DIRECTIONS:
- a) In the probability notes, where does the decision boundary fall when the two spreads (σ) are the same?
- b) Write a continuation of the probability notes that picks up after their last line.

## Probability

* **Frequentist:** Uses hypothesis testing and p-values to check if there is a meaningful difference.
* **Bayesian:** Uses prior knowledge and calculates the probability one design is better than the other.



## Probabilistic Models


**Decision rules:**

**Maximum a posteriori (MAP) decision rule:**

Consider both likelihood and prior.

**Maximum likelihood (ML) decision rule:**

Consider only likelihood, assume priors are equal.

---

## Probability Distributions for Continuous Variables


### Using Gaussians to classify

* Two groups (classes) each have their own Gaussian with different means and spreads.
* We find a **decision boundary** that separates the two groups.
* This boundary is where the chance of belonging to each group is equal.


### Mixture Model

* Data can come from a mix of two Gaussian groups.
* Each group has its own mean and spread.
* We use the likelihood of each group to decide which class a data point belongs to.


### Decision boundary cases

* If spreads (σ) are the same, the boundary is in the middle of the means.
* If spreads differ, the boundary can be more complex.

### Maximum Likelihood Estimation (MLE)

* A method to find the best mean and spread for the data.
* It chooses values that make the observed data most likely.

---





## Probability Distributions for Categorical Variables

**Categorical variables:** like words in a document.

* **Multivariate Bernoulli distribution:** models presence or absence of words (0 or 1).
* **Multinomial distribution:** models counts of word occurrences (how many times each word appears).

---



## Naïve Bayes Model

Assumes **features are independent given the class** — this is a simplification but works well in practice.

* Used in spam classification: assumes words occur independently in an email.

RECORDED DATA:
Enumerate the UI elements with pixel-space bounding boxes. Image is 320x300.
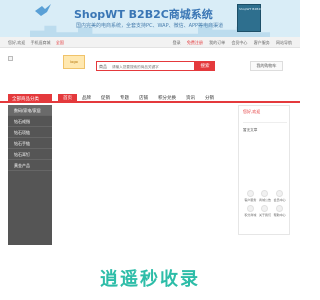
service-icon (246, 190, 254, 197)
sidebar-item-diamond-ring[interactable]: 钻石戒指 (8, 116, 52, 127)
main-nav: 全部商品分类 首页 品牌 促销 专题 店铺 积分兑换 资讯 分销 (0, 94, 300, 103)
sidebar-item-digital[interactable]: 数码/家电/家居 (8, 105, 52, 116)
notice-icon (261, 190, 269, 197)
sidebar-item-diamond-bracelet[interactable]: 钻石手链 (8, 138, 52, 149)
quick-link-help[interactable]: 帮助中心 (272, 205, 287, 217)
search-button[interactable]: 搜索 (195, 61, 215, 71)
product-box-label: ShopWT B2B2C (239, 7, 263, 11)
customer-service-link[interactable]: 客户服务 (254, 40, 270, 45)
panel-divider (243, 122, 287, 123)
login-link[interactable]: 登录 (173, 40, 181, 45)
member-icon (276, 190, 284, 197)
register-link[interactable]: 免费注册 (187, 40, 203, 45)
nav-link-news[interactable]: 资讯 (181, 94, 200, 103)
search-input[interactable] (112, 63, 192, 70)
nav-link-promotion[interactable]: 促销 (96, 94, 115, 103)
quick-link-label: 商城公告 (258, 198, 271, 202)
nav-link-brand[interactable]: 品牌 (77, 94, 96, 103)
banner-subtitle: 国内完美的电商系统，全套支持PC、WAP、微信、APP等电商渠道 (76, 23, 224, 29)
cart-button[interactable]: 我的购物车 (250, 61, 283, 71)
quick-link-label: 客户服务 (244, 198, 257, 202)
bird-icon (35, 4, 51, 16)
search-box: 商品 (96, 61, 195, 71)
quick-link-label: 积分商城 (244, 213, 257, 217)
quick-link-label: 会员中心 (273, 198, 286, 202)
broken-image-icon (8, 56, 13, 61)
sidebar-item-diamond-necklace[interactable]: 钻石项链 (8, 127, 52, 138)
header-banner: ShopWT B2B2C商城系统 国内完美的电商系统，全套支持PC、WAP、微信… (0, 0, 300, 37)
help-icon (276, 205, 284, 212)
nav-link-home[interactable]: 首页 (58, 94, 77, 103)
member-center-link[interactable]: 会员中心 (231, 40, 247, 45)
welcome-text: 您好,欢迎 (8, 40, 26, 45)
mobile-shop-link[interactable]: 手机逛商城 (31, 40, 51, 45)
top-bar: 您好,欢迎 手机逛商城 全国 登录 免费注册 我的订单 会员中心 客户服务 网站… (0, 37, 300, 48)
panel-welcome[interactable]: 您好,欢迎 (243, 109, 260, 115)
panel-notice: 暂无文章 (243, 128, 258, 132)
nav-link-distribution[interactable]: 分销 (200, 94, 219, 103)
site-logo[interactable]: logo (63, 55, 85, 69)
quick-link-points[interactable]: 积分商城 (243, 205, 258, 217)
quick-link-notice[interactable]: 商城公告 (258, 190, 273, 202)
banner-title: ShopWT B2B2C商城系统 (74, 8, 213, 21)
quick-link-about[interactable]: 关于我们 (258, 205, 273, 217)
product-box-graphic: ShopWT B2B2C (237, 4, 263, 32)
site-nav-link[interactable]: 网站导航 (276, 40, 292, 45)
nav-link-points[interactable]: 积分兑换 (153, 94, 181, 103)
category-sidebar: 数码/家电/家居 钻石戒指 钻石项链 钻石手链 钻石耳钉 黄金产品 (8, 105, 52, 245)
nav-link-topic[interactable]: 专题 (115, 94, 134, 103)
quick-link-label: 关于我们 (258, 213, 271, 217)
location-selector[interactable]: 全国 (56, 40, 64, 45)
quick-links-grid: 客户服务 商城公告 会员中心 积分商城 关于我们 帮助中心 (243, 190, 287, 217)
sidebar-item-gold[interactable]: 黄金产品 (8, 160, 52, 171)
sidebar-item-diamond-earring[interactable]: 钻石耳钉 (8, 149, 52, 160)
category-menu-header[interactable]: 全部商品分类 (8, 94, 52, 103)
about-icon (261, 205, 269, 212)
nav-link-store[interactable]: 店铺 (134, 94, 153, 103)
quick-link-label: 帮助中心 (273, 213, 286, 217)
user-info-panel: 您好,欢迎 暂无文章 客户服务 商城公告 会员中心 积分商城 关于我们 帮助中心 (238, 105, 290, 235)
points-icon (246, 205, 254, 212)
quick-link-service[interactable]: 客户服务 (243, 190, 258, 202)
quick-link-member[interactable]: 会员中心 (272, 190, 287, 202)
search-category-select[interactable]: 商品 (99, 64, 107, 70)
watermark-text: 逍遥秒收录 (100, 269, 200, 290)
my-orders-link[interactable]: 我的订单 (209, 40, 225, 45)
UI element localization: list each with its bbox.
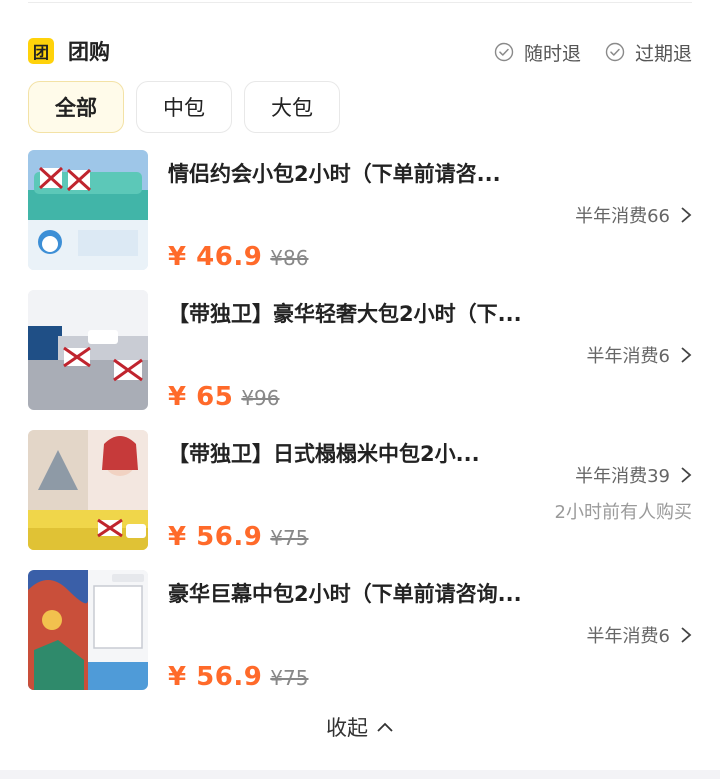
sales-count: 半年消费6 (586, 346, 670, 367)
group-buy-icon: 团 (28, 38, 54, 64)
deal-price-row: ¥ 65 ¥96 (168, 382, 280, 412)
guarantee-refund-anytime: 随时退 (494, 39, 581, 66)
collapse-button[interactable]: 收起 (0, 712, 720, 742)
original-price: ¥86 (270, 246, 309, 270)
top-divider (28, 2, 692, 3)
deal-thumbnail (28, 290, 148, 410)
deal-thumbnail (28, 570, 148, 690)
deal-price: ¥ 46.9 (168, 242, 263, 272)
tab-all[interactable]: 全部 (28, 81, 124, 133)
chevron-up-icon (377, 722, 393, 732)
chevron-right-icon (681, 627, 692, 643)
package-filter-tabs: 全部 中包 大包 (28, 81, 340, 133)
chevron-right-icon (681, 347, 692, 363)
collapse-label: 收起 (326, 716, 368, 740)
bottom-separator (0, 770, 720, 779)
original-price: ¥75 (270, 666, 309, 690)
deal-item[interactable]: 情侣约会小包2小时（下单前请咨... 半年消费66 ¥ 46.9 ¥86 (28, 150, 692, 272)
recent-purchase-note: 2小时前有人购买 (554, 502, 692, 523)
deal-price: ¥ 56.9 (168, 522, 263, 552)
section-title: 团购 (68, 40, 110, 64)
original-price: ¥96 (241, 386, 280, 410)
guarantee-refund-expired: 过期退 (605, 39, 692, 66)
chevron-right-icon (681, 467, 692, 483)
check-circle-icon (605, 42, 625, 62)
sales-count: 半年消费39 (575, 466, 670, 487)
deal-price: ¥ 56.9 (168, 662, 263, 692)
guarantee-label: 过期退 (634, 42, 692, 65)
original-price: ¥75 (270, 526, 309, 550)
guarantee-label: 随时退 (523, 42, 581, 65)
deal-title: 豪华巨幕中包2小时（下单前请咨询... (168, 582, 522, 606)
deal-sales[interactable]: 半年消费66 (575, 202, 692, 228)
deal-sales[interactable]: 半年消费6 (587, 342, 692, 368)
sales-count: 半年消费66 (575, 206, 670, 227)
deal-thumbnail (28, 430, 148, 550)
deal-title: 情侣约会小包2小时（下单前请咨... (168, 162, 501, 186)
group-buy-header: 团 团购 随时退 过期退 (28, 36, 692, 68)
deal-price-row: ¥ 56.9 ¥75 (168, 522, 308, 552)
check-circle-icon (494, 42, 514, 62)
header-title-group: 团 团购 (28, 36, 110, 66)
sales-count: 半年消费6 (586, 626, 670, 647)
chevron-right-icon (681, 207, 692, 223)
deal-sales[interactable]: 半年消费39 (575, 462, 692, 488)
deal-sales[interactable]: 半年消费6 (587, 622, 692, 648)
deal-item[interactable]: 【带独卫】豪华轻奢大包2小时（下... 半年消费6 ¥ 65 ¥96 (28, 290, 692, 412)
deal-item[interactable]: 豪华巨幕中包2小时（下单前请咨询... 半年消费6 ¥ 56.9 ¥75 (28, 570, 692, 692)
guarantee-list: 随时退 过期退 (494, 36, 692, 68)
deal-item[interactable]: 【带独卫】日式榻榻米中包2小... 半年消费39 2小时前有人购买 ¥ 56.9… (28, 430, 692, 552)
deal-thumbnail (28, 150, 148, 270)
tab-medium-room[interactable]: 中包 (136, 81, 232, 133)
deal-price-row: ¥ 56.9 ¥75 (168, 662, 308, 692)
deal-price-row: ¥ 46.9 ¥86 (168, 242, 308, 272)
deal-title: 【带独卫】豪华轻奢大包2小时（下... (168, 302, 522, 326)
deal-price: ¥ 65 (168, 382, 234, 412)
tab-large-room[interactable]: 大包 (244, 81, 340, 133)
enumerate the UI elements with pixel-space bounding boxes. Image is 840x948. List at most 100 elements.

OUTPUTS BY TASK:
- a) In the middle of the means.

- b)
This assumption is usually false because words depend on each other (e.g., "scientific" and "experiment" often appear together), but the model still works well.`

### Zero frequency problem

If a word never appears with a class in training data, its probability estimate is zero, making the whole product zero.

**Solution:** Smoothing (Laplace correction):

$$
\hat{\theta} = \frac{d + 1}{n + k}
$$

where d = number of successes, n = trials, k = number of categories.

---


## Logistic Regression

* Used for **binary classification**.
* Estimates the probability p of belonging to a class.

![](https://media.datacamp.com/legacy/image/upload/v1660054820/Regression_charts_b9de7355cf.png)

---



## Gaussian Mixture Models (GMM)

* Data generated by several Gaussian distributions with unknown labels.
* Goal: estimate parameters (means μj, covariances Σj) of each Gaussian without knowing the class labels.

To classify points, need parameters. To estimate parameters, need class labels.


### Expectation-Maximization (EM) algorithm:

Iterative method to solve above problem.

1. **Initialize** parameters randomly.
2. **E-step:** Compute probabilities of each point belonging to each class given parameters.
3. **M-step:** Update parameters using these probabilities.
4. Repeat until convergence.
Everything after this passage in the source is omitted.